- **Stated goal**: Set down the material below in full, matching it exactly.

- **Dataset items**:
● ● ●

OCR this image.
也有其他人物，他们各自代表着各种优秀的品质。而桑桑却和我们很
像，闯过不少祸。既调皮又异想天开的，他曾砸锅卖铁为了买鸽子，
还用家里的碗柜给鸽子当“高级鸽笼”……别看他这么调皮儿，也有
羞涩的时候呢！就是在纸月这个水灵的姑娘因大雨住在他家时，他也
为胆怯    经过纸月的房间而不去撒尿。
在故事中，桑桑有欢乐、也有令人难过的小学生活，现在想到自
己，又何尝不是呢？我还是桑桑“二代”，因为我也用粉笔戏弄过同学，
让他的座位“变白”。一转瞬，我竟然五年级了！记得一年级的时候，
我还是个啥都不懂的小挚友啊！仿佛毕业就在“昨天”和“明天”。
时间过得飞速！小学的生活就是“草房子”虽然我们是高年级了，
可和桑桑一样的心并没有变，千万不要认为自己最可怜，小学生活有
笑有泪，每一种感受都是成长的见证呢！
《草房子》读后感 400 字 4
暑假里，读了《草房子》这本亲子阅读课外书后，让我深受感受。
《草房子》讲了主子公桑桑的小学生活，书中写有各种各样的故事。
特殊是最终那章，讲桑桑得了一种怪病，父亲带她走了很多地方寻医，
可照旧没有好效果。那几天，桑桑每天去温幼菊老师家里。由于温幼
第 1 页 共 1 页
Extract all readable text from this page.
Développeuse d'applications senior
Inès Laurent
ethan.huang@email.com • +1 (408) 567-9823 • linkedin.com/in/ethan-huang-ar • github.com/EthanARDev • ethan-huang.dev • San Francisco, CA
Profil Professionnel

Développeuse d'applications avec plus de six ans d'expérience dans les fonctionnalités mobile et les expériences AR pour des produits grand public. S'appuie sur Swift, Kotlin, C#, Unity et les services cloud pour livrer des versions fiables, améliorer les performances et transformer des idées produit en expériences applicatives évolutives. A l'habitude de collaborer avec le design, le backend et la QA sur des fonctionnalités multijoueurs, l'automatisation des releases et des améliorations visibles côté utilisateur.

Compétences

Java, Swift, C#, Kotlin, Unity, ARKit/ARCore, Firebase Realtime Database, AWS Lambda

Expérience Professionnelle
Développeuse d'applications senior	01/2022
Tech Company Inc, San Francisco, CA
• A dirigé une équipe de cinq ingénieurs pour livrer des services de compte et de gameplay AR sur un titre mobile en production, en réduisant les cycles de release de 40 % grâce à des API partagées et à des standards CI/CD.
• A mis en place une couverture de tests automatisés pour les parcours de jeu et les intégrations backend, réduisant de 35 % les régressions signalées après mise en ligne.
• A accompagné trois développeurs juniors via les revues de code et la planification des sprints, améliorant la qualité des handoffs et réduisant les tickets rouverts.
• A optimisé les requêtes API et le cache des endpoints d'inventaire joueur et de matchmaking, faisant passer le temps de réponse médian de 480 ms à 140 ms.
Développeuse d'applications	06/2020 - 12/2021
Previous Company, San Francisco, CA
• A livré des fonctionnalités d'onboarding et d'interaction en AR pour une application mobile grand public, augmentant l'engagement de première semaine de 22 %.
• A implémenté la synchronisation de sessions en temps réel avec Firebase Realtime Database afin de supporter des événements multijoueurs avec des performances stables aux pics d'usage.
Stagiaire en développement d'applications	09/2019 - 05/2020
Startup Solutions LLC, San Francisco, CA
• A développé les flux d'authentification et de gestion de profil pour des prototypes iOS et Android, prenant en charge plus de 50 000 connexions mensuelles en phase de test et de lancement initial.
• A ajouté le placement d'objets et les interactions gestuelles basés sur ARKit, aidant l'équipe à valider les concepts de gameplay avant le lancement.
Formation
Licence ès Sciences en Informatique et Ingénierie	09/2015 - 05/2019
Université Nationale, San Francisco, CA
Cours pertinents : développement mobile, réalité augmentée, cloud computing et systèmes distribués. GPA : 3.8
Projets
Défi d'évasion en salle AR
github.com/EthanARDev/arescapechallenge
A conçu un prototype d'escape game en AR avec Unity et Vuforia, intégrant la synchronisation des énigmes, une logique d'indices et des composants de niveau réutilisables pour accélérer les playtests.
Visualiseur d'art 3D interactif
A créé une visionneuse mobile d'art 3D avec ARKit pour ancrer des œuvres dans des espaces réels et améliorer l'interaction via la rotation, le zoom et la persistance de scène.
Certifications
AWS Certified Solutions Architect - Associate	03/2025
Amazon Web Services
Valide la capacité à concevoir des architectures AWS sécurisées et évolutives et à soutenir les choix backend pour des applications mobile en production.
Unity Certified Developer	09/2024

● ● ●

- **Exercise response**:
OCR this image.
也有其他人物，他们各自代表着各种优秀的品质。而桑桑却和我们很
像，闯过不少祸。既调皮又异想天开的，他曾砸锅卖铁为了买鸽子，
还用家里的碗柜给鸽子当“高级鸽笼”……别看他这么调皮儿，也有
羞涩的时候呢！就是在纸月这个水灵的姑娘因大雨住在他家时，他也
为胆怯    经过纸月的房间而不去撒尿。
在故事中，桑桑有欢乐、也有令人难过的小学生活，现在想到自
己，又何尝不是呢？我还是桑桑“二代”，因为我也用粉笔戏弄过同学，
让他的座位“变白”。一转瞬，我竟然五年级了！记得一年级的时候，
我还是个啥都不懂的小挚友啊！仿佛毕业就在“昨天”和“明天”。
时间过得飞速！小学的生活就是“草房子”虽然我们是高年级了，
可和桑桑一样的心并没有变，千万不要认为自己最可怜，小学生活有
笑有泪，每一种感受都是成长的见证呢！
《草房子》读后感 400 字 4
暑假里，读了《草房子》这本亲子阅读课外书后，让我深受感受。
《草房子》讲了主子公桑桑的小学生活，书中写有各种各样的故事。
特殊是最终那章，讲桑桑得了一种怪病，父亲带她走了很多地方寻医，
可照旧没有好效果。那几天，桑桑每天去温幼菊老师家里。由于温幼
第 1 页 共 1 页
Extract all readable text from this page.
Développeuse d'applications senior
Inès Laurent
ethan.huang@email.com • +1 (408) 567-9823 • linkedin.com/in/ethan-huang-ar • github.com/EthanARDev • ethan-huang.dev • San Francisco, CA
Profil Professionnel

Développeuse d'applications avec plus de six ans d'expérience dans les fonctionnalités mobile et les expériences AR pour des produits grand public. S'appuie sur Swift, Kotlin, C#, Unity et les services cloud pour livrer des versions fiables, améliorer les performances et transformer des idées produit en expériences applicatives évolutives. A l'habitude de collaborer avec le design, le backend et la QA sur des fonctionnalités multijoueurs, l'automatisation des releases et des améliorations visibles côté utilisateur.

Compétences

Java, Swift, C#, Kotlin, Unity, ARKit/ARCore, Firebase Realtime Database, AWS Lambda

Expérience Professionnelle
Développeuse d'applications senior	01/2022
Tech Company Inc, San Francisco, CA
• A dirigé une équipe de cinq ingénieurs pour livrer des services de compte et de gameplay AR sur un titre mobile en production, en réduisant les cycles de release de 40 % grâce à des API partagées et à des standards CI/CD.
• A mis en place une couverture de tests automatisés pour les parcours de jeu et les intégrations backend, réduisant de 35 % les régressions signalées après mise en ligne.
• A accompagné trois développeurs juniors via les revues de code et la planification des sprints, améliorant la qualité des handoffs et réduisant les tickets rouverts.
• A optimisé les requêtes API et le cache des endpoints d'inventaire joueur et de matchmaking, faisant passer le temps de réponse médian de 480 ms à 140 ms.
Développeuse d'applications	06/2020 - 12/2021
Previous Company, San Francisco, CA
• A livré des fonctionnalités d'onboarding et d'interaction en AR pour une application mobile grand public, augmentant l'engagement de première semaine de 22 %.
• A implémenté la synchronisation de sessions en temps réel avec Firebase Realtime Database afin de supporter des événements multijoueurs avec des performances stables aux pics d'usage.
Stagiaire en développement d'applications	09/2019 - 05/2020
Startup Solutions LLC, San Francisco, CA
• A développé les flux d'authentification et de gestion de profil pour des prototypes iOS et Android, prenant en charge plus de 50 000 connexions mensuelles en phase de test et de lancement initial.
• A ajouté le placement d'objets et les interactions gestuelles basés sur ARKit, aidant l'équipe à valider les concepts de gameplay avant le lancement.
Formation
Licence ès Sciences en Informatique et Ingénierie	09/2015 - 05/2019
Université Nationale, San Francisco, CA
Cours pertinents : développement mobile, réalité augmentée, cloud computing et systèmes distribués. GPA : 3.8
Projets
Défi d'évasion en salle AR
github.com/EthanARDev/arescapechallenge
A conçu un prototype d'escape game en AR avec Unity et Vuforia, intégrant la synchronisation des énigmes, une logique d'indices et des composants de niveau réutilisables pour accélérer les playtests.
Visualiseur d'art 3D interactif
A créé une visionneuse mobile d'art 3D avec ARKit pour ancrer des œuvres dans des espaces réels et améliorer l'interaction via la rotation, le zoom et la persistance de scène.
Certifications
AWS Certified Solutions Architect - Associate	03/2025
Amazon Web Services
Valide la capacité à concevoir des architectures AWS sécurisées et évolutives et à soutenir les choix backend pour des applications mobile en production.
Unity Certified Developer	09/2024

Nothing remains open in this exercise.